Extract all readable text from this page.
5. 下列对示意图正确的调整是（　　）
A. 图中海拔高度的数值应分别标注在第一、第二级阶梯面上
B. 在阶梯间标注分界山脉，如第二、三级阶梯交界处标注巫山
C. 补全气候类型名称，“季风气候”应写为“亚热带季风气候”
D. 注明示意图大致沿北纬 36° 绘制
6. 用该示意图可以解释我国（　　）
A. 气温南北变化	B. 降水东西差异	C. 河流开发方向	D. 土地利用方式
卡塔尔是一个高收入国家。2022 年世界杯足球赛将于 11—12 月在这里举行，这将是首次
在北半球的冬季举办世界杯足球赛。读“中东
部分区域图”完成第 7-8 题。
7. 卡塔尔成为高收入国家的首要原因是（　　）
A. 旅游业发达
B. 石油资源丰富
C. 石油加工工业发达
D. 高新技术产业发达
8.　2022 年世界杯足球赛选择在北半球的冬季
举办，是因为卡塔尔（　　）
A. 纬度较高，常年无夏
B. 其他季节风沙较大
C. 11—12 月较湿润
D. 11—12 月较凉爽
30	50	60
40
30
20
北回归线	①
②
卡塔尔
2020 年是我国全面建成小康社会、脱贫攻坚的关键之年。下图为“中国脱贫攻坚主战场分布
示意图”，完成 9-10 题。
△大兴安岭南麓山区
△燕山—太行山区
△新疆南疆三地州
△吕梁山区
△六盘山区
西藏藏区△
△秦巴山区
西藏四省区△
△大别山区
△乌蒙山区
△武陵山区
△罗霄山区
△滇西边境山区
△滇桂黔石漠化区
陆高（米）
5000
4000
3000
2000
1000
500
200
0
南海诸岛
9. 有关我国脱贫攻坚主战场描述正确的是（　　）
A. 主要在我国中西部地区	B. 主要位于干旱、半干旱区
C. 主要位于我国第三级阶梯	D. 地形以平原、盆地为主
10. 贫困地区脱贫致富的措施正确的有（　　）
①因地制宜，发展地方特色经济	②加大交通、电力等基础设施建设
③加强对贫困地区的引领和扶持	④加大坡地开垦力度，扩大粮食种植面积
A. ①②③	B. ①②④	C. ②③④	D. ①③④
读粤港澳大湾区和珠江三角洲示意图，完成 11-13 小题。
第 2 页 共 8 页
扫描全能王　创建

══════════

▶ [What is needed]: Repeat the data exactly. Leave nothing out.

▶ [Correct response]:
Extract all readable text from this page.
5. 下列对示意图正确的调整是（　　）
A. 图中海拔高度的数值应分别标注在第一、第二级阶梯面上
B. 在阶梯间标注分界山脉，如第二、三级阶梯交界处标注巫山
C. 补全气候类型名称，“季风气候”应写为“亚热带季风气候”
D. 注明示意图大致沿北纬 36° 绘制
6. 用该示意图可以解释我国（　　）
A. 气温南北变化	B. 降水东西差异	C. 河流开发方向	D. 土地利用方式
卡塔尔是一个高收入国家。2022 年世界杯足球赛将于 11—12 月在这里举行，这将是首次
在北半球的冬季举办世界杯足球赛。读“中东
部分区域图”完成第 7-8 题。
7. 卡塔尔成为高收入国家的首要原因是（　　）
A. 旅游业发达
B. 石油资源丰富
C. 石油加工工业发达
D. 高新技术产业发达
8.　2022 年世界杯足球赛选择在北半球的冬季
举办，是因为卡塔尔（　　）
A. 纬度较高，常年无夏
B. 其他季节风沙较大
C. 11—12 月较湿润
D. 11—12 月较凉爽
30	50	60
40
30
20
北回归线	①
②
卡塔尔
2020 年是我国全面建成小康社会、脱贫攻坚的关键之年。下图为“中国脱贫攻坚主战场分布
示意图”，完成 9-10 题。
△大兴安岭南麓山区
△燕山—太行山区
△新疆南疆三地州
△吕梁山区
△六盘山区
西藏藏区△
△秦巴山区
西藏四省区△
△大别山区
△乌蒙山区
△武陵山区
△罗霄山区
△滇西边境山区
△滇桂黔石漠化区
陆高（米）
5000
4000
3000
2000
1000
500
200
0
南海诸岛
9. 有关我国脱贫攻坚主战场描述正确的是（　　）
A. 主要在我国中西部地区	B. 主要位于干旱、半干旱区
C. 主要位于我国第三级阶梯	D. 地形以平原、盆地为主
10. 贫困地区脱贫致富的措施正确的有（　　）
①因地制宜，发展地方特色经济	②加大交通、电力等基础设施建设
③加强对贫困地区的引领和扶持	④加大坡地开垦力度，扩大粮食种植面积
A. ①②③	B. ①②④	C. ②③④	D. ①③④
读粤港澳大湾区和珠江三角洲示意图，完成 11-13 小题。
第 2 页 共 8 页
扫描全能王　创建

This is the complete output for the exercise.